Tell how many lines in the data below include the word "began". The answer is the number only.
(begin)
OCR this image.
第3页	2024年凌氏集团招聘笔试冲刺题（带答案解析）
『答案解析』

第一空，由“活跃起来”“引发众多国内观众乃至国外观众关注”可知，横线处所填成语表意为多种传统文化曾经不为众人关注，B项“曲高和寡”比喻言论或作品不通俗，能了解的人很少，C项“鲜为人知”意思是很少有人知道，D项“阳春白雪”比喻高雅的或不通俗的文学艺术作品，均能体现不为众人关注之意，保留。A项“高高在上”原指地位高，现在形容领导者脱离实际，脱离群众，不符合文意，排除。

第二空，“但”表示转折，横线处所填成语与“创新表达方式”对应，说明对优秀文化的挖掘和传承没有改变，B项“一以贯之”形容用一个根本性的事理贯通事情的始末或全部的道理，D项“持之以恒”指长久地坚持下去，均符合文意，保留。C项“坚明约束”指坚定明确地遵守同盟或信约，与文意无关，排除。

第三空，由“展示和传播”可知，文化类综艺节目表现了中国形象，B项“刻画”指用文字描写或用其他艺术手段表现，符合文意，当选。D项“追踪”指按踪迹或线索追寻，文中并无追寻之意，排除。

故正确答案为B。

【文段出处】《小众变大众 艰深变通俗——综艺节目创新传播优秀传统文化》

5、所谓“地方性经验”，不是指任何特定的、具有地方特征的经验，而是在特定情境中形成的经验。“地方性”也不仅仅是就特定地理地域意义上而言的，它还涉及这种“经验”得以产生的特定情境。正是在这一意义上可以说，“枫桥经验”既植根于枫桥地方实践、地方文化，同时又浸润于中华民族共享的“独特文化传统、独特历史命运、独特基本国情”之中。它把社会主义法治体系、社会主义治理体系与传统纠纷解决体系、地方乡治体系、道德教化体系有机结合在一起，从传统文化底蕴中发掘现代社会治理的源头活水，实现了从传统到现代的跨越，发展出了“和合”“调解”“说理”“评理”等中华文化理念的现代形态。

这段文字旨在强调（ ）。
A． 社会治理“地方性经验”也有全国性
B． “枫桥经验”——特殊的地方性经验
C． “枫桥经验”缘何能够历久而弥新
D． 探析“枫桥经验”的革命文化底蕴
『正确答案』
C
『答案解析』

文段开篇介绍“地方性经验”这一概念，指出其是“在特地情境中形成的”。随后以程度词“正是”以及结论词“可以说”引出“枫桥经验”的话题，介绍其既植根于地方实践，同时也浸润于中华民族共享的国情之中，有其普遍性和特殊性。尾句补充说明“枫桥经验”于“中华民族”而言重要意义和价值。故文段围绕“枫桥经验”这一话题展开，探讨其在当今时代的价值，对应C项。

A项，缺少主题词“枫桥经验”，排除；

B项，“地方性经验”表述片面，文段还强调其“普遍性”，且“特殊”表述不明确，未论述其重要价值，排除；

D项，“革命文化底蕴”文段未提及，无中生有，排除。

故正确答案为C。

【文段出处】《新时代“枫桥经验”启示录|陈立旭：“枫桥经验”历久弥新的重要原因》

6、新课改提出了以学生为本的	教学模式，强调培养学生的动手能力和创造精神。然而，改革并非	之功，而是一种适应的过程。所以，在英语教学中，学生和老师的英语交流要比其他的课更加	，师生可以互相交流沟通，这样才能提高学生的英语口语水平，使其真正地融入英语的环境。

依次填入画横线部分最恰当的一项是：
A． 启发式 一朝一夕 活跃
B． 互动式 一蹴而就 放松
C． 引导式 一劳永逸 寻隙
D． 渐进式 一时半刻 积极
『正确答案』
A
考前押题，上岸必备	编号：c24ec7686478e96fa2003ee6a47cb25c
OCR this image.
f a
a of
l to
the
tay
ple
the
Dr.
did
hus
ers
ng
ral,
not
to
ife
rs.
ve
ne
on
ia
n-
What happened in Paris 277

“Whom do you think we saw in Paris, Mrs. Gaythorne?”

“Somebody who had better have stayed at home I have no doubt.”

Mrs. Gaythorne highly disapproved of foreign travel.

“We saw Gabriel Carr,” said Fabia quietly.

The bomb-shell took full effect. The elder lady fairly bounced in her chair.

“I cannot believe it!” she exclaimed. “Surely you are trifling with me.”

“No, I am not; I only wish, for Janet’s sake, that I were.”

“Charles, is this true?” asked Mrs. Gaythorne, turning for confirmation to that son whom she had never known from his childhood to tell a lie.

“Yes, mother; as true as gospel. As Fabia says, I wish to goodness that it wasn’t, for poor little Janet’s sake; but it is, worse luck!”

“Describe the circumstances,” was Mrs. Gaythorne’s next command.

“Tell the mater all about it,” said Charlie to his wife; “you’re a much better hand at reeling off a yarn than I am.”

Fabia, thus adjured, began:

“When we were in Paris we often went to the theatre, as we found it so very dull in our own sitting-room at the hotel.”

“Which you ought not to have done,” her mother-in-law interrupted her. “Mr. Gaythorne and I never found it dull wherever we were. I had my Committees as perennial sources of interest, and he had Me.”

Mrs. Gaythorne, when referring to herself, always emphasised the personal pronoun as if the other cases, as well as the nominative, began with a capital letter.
(end)
◆ Result of the exercise ◆
2